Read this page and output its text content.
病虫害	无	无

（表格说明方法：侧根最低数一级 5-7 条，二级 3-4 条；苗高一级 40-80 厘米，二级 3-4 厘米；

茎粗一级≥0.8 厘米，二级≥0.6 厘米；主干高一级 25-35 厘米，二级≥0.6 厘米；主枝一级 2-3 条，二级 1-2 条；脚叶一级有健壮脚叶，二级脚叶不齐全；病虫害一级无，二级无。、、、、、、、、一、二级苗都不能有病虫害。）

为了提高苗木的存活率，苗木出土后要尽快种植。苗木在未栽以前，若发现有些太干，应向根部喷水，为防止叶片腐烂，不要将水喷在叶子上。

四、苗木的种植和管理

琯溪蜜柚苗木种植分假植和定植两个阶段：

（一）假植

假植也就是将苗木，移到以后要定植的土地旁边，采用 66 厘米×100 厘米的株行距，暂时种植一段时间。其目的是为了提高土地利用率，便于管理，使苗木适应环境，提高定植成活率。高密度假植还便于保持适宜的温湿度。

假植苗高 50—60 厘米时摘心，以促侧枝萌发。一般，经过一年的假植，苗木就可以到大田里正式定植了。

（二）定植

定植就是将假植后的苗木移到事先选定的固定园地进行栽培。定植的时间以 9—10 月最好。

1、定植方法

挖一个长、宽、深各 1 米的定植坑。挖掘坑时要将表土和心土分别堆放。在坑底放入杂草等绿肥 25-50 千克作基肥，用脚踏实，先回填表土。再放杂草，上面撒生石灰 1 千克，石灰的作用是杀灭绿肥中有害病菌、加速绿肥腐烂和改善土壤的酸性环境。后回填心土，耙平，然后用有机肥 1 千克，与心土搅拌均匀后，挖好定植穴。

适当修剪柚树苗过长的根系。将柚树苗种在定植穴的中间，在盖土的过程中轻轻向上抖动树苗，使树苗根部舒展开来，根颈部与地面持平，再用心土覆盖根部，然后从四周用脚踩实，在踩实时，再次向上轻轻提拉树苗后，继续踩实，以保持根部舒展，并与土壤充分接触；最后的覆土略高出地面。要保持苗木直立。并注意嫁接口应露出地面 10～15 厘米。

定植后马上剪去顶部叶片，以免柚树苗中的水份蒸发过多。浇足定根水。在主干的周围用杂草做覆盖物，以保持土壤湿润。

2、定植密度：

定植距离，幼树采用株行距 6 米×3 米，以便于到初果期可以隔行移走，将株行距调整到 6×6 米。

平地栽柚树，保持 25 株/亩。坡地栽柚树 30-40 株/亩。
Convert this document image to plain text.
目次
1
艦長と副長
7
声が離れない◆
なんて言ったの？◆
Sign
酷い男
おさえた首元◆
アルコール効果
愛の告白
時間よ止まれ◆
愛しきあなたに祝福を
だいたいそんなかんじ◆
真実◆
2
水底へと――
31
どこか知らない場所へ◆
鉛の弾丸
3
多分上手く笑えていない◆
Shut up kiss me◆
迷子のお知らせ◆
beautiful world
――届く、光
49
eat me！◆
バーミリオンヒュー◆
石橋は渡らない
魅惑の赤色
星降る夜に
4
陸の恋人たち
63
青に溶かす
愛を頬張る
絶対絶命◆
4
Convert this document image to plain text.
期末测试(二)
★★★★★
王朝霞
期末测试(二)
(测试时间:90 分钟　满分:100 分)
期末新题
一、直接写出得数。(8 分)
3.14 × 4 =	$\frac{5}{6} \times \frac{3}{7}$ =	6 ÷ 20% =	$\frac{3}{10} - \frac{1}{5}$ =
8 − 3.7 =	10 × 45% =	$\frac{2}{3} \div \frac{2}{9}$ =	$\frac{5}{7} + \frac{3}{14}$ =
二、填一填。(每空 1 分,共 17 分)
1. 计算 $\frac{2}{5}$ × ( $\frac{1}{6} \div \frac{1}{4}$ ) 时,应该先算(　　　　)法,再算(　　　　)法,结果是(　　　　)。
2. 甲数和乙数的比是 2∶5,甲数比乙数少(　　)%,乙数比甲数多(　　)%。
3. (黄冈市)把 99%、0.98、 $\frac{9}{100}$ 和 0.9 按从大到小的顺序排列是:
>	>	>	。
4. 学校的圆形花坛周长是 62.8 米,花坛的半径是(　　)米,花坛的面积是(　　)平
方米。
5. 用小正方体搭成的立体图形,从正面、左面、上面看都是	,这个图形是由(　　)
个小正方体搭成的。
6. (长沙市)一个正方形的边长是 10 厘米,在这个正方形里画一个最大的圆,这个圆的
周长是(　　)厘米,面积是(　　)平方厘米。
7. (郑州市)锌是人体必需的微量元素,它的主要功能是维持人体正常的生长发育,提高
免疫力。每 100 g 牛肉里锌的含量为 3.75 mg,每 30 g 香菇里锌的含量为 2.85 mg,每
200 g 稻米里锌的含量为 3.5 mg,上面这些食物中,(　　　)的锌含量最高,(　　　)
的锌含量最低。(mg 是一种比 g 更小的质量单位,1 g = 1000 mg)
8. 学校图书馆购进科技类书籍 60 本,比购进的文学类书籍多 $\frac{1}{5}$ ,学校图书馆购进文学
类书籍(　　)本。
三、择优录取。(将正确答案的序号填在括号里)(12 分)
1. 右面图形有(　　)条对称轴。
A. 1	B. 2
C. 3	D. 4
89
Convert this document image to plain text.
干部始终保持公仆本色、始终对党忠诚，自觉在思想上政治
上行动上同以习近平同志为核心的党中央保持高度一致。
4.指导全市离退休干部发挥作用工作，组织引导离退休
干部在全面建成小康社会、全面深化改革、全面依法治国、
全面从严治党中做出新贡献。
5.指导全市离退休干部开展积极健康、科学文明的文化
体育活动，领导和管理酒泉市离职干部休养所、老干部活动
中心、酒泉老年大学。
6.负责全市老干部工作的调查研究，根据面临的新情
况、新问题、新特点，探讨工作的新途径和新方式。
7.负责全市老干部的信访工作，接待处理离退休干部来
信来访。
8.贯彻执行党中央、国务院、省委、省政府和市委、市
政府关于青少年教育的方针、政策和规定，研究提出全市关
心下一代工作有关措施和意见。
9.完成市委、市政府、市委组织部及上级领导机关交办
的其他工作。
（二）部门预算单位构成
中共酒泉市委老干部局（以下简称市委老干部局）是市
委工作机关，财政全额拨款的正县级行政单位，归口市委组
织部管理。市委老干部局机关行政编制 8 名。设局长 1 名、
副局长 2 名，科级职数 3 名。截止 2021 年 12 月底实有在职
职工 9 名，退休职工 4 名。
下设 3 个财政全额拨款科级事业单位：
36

========================================

* [Task brief]:
Using the listing above, retype each line exactly.

* [Response]:
Read this page and output its text content.
病虫害	无	无

（表格说明方法：侧根最低数一级 5-7 条，二级 3-4 条；苗高一级 40-80 厘米，二级 3-4 厘米；

茎粗一级≥0.8 厘米，二级≥0.6 厘米；主干高一级 25-35 厘米，二级≥0.6 厘米；主枝一级 2-3 条，二级 1-2 条；脚叶一级有健壮脚叶，二级脚叶不齐全；病虫害一级无，二级无。、、、、、、、、一、二级苗都不能有病虫害。）

为了提高苗木的存活率，苗木出土后要尽快种植。苗木在未栽以前，若发现有些太干，应向根部喷水，为防止叶片腐烂，不要将水喷在叶子上。

四、苗木的种植和管理

琯溪蜜柚苗木种植分假植和定植两个阶段：

（一）假植

假植也就是将苗木，移到以后要定植的土地旁边，采用 66 厘米×100 厘米的株行距，暂时种植一段时间。其目的是为了提高土地利用率，便于管理，使苗木适应环境，提高定植成活率。高密度假植还便于保持适宜的温湿度。

假植苗高 50—60 厘米时摘心，以促侧枝萌发。一般，经过一年的假植，苗木就可以到大田里正式定植了。

（二）定植

定植就是将假植后的苗木移到事先选定的固定园地进行栽培。定植的时间以 9—10 月最好。

1、定植方法

挖一个长、宽、深各 1 米的定植坑。挖掘坑时要将表土和心土分别堆放。在坑底放入杂草等绿肥 25-50 千克作基肥，用脚踏实，先回填表土。再放杂草，上面撒生石灰 1 千克，石灰的作用是杀灭绿肥中有害病菌、加速绿肥腐烂和改善土壤的酸性环境。后回填心土，耙平，然后用有机肥 1 千克，与心土搅拌均匀后，挖好定植穴。

适当修剪柚树苗过长的根系。将柚树苗种在定植穴的中间，在盖土的过程中轻轻向上抖动树苗，使树苗根部舒展开来，根颈部与地面持平，再用心土覆盖根部，然后从四周用脚踩实，在踩实时，再次向上轻轻提拉树苗后，继续踩实，以保持根部舒展，并与土壤充分接触；最后的覆土略高出地面。要保持苗木直立。并注意嫁接口应露出地面 10～15 厘米。

定植后马上剪去顶部叶片，以免柚树苗中的水份蒸发过多。浇足定根水。在主干的周围用杂草做覆盖物，以保持土壤湿润。

2、定植密度：

定植距离，幼树采用株行距 6 米×3 米，以便于到初果期可以隔行移走，将株行距调整到 6×6 米。

平地栽柚树，保持 25 株/亩。坡地栽柚树 30-40 株/亩。
Convert this document image to plain text.
目次
1
艦長と副長
7
声が離れない◆
なんて言ったの？◆
Sign
酷い男
おさえた首元◆
アルコール効果
愛の告白
時間よ止まれ◆
愛しきあなたに祝福を
だいたいそんなかんじ◆
真実◆
2
水底へと――
31
どこか知らない場所へ◆
鉛の弾丸
3
多分上手く笑えていない◆
Shut up kiss me◆
迷子のお知らせ◆
beautiful world
――届く、光
49
eat me！◆
バーミリオンヒュー◆
石橋は渡らない
魅惑の赤色
星降る夜に
4
陸の恋人たち
63
青に溶かす
愛を頬張る
絶対絶命◆
4
Convert this document image to plain text.
期末测试(二)
★★★★★
王朝霞
期末测试(二)
(测试时间:90 分钟　满分:100 分)
期末新题
一、直接写出得数。(8 分)
3.14 × 4 =	$\frac{5}{6} \times \frac{3}{7}$ =	6 ÷ 20% =	$\frac{3}{10} - \frac{1}{5}$ =
8 − 3.7 =	10 × 45% =	$\frac{2}{3} \div \frac{2}{9}$ =	$\frac{5}{7} + \frac{3}{14}$ =
二、填一填。(每空 1 分,共 17 分)
1. 计算 $\frac{2}{5}$ × ( $\frac{1}{6} \div \frac{1}{4}$ ) 时,应该先算(　　　　)法,再算(　　　　)法,结果是(　　　　)。
2. 甲数和乙数的比是 2∶5,甲数比乙数少(　　)%,乙数比甲数多(　　)%。
3. (黄冈市)把 99%、0.98、 $\frac{9}{100}$ 和 0.9 按从大到小的顺序排列是:
>	>	>	。
4. 学校的圆形花坛周长是 62.8 米,花坛的半径是(　　)米,花坛的面积是(　　)平
方米。
5. 用小正方体搭成的立体图形,从正面、左面、上面看都是	,这个图形是由(　　)
个小正方体搭成的。
6. (长沙市)一个正方形的边长是 10 厘米,在这个正方形里画一个最大的圆,这个圆的
周长是(　　)厘米,面积是(　　)平方厘米。
7. (郑州市)锌是人体必需的微量元素,它的主要功能是维持人体正常的生长发育,提高
免疫力。每 100 g 牛肉里锌的含量为 3.75 mg,每 30 g 香菇里锌的含量为 2.85 mg,每
200 g 稻米里锌的含量为 3.5 mg,上面这些食物中,(　　　)的锌含量最高,(　　　)
的锌含量最低。(mg 是一种比 g 更小的质量单位,1 g = 1000 mg)
8. 学校图书馆购进科技类书籍 60 本,比购进的文学类书籍多 $\frac{1}{5}$ ,学校图书馆购进文学
类书籍(　　)本。
三、择优录取。(将正确答案的序号填在括号里)(12 分)
1. 右面图形有(　　)条对称轴。
A. 1	B. 2
C. 3	D. 4
89
Convert this document image to plain text.
干部始终保持公仆本色、始终对党忠诚，自觉在思想上政治
上行动上同以习近平同志为核心的党中央保持高度一致。
4.指导全市离退休干部发挥作用工作，组织引导离退休
干部在全面建成小康社会、全面深化改革、全面依法治国、
全面从严治党中做出新贡献。
5.指导全市离退休干部开展积极健康、科学文明的文化
体育活动，领导和管理酒泉市离职干部休养所、老干部活动
中心、酒泉老年大学。
6.负责全市老干部工作的调查研究，根据面临的新情
况、新问题、新特点，探讨工作的新途径和新方式。
7.负责全市老干部的信访工作，接待处理离退休干部来
信来访。
8.贯彻执行党中央、国务院、省委、省政府和市委、市
政府关于青少年教育的方针、政策和规定，研究提出全市关
心下一代工作有关措施和意见。
9.完成市委、市政府、市委组织部及上级领导机关交办
的其他工作。
（二）部门预算单位构成
中共酒泉市委老干部局（以下简称市委老干部局）是市
委工作机关，财政全额拨款的正县级行政单位，归口市委组
织部管理。市委老干部局机关行政编制 8 名。设局长 1 名、
副局长 2 名，科级职数 3 名。截止 2021 年 12 月底实有在职
职工 9 名，退休职工 4 名。
下设 3 个财政全额拨款科级事业单位：
36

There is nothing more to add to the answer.